## start Records to use

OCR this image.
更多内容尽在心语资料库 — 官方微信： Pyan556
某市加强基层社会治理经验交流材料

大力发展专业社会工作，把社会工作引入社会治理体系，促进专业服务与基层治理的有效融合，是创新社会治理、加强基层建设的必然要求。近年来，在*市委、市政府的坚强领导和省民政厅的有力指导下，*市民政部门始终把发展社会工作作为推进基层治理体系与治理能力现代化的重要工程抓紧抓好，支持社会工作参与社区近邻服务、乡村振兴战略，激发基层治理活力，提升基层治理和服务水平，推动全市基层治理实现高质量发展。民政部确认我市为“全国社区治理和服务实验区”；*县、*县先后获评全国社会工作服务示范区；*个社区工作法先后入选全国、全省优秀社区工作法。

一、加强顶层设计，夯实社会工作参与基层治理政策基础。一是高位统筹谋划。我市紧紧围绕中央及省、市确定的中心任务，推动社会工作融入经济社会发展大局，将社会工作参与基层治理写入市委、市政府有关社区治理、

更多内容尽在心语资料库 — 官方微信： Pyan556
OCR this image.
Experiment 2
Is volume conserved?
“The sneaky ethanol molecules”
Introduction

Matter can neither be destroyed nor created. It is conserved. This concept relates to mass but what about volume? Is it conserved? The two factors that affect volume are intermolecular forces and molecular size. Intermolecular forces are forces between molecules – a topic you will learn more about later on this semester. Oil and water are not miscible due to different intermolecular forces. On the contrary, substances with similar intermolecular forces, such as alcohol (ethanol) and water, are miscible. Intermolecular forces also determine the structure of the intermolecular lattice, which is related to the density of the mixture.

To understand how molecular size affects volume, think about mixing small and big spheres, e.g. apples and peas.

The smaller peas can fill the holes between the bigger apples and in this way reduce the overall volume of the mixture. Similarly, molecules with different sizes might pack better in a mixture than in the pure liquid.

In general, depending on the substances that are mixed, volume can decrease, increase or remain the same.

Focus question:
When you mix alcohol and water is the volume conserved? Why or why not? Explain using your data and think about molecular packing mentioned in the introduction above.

## end Records to use

Stated exercise: Reproduce every line of the material above exactly.

Finished task:
OCR this image.
更多内容尽在心语资料库 — 官方微信： Pyan556
某市加强基层社会治理经验交流材料

大力发展专业社会工作，把社会工作引入社会治理体系，促进专业服务与基层治理的有效融合，是创新社会治理、加强基层建设的必然要求。近年来，在*市委、市政府的坚强领导和省民政厅的有力指导下，*市民政部门始终把发展社会工作作为推进基层治理体系与治理能力现代化的重要工程抓紧抓好，支持社会工作参与社区近邻服务、乡村振兴战略，激发基层治理活力，提升基层治理和服务水平，推动全市基层治理实现高质量发展。民政部确认我市为“全国社区治理和服务实验区”；*县、*县先后获评全国社会工作服务示范区；*个社区工作法先后入选全国、全省优秀社区工作法。

一、加强顶层设计，夯实社会工作参与基层治理政策基础。一是高位统筹谋划。我市紧紧围绕中央及省、市确定的中心任务，推动社会工作融入经济社会发展大局，将社会工作参与基层治理写入市委、市政府有关社区治理、

更多内容尽在心语资料库 — 官方微信： Pyan556
OCR this image.
Experiment 2
Is volume conserved?
“The sneaky ethanol molecules”
Introduction

Matter can neither be destroyed nor created. It is conserved. This concept relates to mass but what about volume? Is it conserved? The two factors that affect volume are intermolecular forces and molecular size. Intermolecular forces are forces between molecules – a topic you will learn more about later on this semester. Oil and water are not miscible due to different intermolecular forces. On the contrary, substances with similar intermolecular forces, such as alcohol (ethanol) and water, are miscible. Intermolecular forces also determine the structure of the intermolecular lattice, which is related to the density of the mixture.

To understand how molecular size affects volume, think about mixing small and big spheres, e.g. apples and peas.

The smaller peas can fill the holes between the bigger apples and in this way reduce the overall volume of the mixture. Similarly, molecules with different sizes might pack better in a mixture than in the pure liquid.

In general, depending on the substances that are mixed, volume can decrease, increase or remain the same.

Focus question:
When you mix alcohol and water is the volume conserved? Why or why not? Explain using your data and think about molecular packing mentioned in the introduction above.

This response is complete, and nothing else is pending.